* BEGIN Supplied data *

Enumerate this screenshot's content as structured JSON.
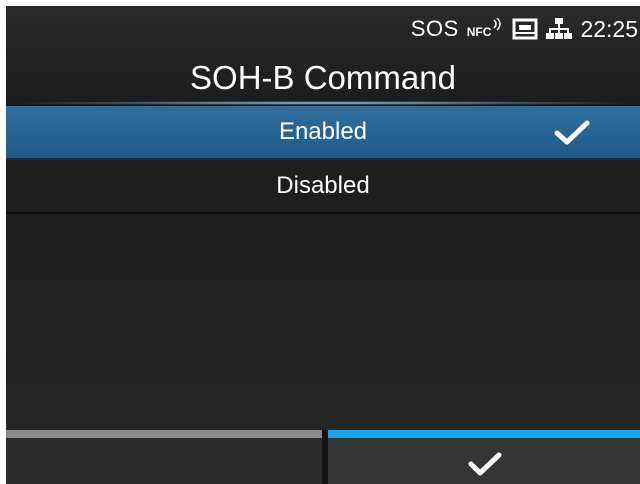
{
  "status": {
    "sos": "SOS",
    "nfc": "NFC",
    "time": "22:25"
  },
  "title": "SOH-B Command",
  "options": [
    {
      "label": "Enabled",
      "selected": true,
      "checked": true
    },
    {
      "label": "Disabled",
      "selected": false,
      "checked": false
    }
  ],
  "softkeys": {
    "left": {
      "label": "",
      "active": false
    },
    "right": {
      "icon": "checkmark-icon",
      "active": true
    }
  },
  "colors": {
    "background": "#141414",
    "selected_row": "#2a6594",
    "accent": "#1aa3e8",
    "inactive_softkey": "#8a8a8a"
  }
}
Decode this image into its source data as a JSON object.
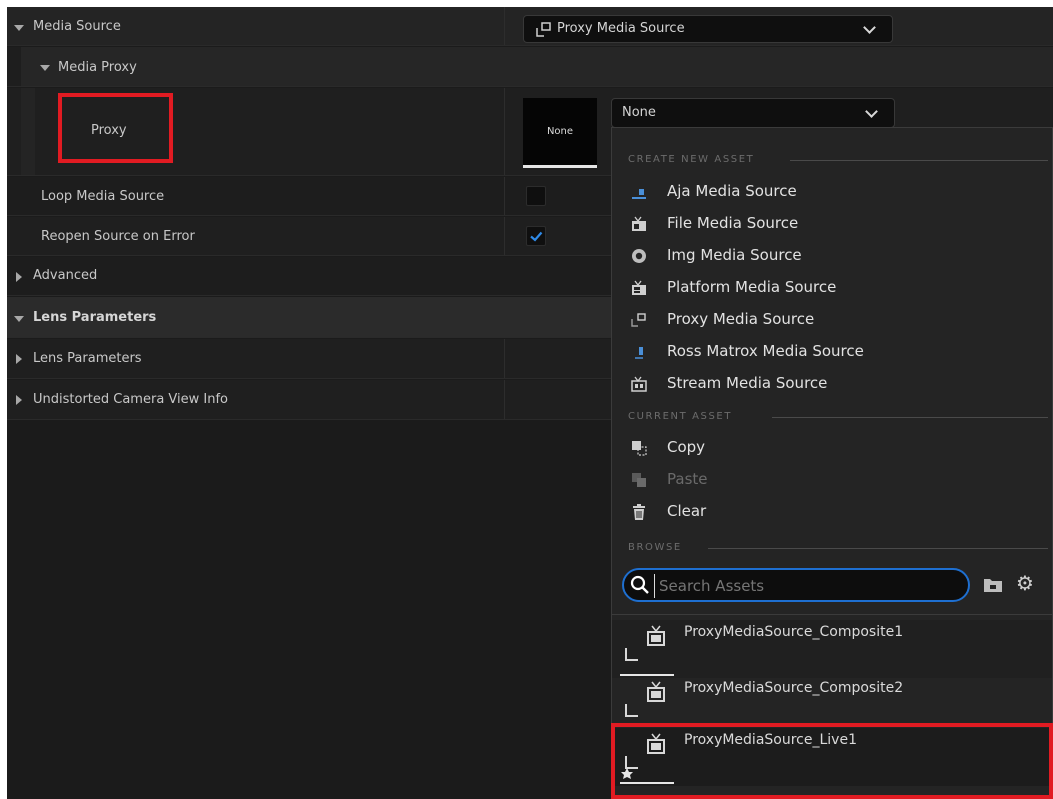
{
  "details": {
    "media_source": {
      "label": "Media Source",
      "value": "Proxy Media Source"
    },
    "media_proxy": {
      "label": "Media Proxy"
    },
    "proxy": {
      "label": "Proxy",
      "thumb_label": "None",
      "value": "None"
    },
    "loop_media_source": {
      "label": "Loop Media Source",
      "checked": false
    },
    "reopen_on_error": {
      "label": "Reopen Source on Error",
      "checked": true
    },
    "advanced": {
      "label": "Advanced"
    },
    "lens_parameters_section": {
      "label": "Lens Parameters"
    },
    "lens_parameters": {
      "label": "Lens Parameters"
    },
    "undistorted_view": {
      "label": "Undistorted Camera View Info"
    }
  },
  "picker": {
    "create_new_asset": {
      "heading": "CREATE NEW ASSET",
      "items": [
        {
          "label": "Aja Media Source",
          "icon": "aja-icon"
        },
        {
          "label": "File Media Source",
          "icon": "file-media-icon"
        },
        {
          "label": "Img Media Source",
          "icon": "img-media-icon"
        },
        {
          "label": "Platform Media Source",
          "icon": "platform-media-icon"
        },
        {
          "label": "Proxy Media Source",
          "icon": "proxy-media-icon"
        },
        {
          "label": "Ross Matrox Media Source",
          "icon": "ross-matrox-icon"
        },
        {
          "label": "Stream Media Source",
          "icon": "stream-media-icon"
        }
      ]
    },
    "current_asset": {
      "heading": "CURRENT ASSET",
      "items": [
        {
          "label": "Copy",
          "icon": "copy-icon",
          "enabled": true
        },
        {
          "label": "Paste",
          "icon": "paste-icon",
          "enabled": false
        },
        {
          "label": "Clear",
          "icon": "trash-icon",
          "enabled": true
        }
      ]
    },
    "browse": {
      "heading": "BROWSE",
      "search_placeholder": "Search Assets",
      "assets": [
        {
          "name": "ProxyMediaSource_Composite1"
        },
        {
          "name": "ProxyMediaSource_Composite2"
        },
        {
          "name": "ProxyMediaSource_Live1"
        }
      ]
    }
  },
  "colors": {
    "highlight": "#e11b22",
    "accent": "#1e6fd0",
    "background": "#1b1b1b"
  }
}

* END Supplied data *

• [Task directions]
Reproduce every line from the entries that holds the word "false".

• [Answer to this problem]
      "selected": false,
      "checked": false
      "active": false
      "checked": false
          "enabled": false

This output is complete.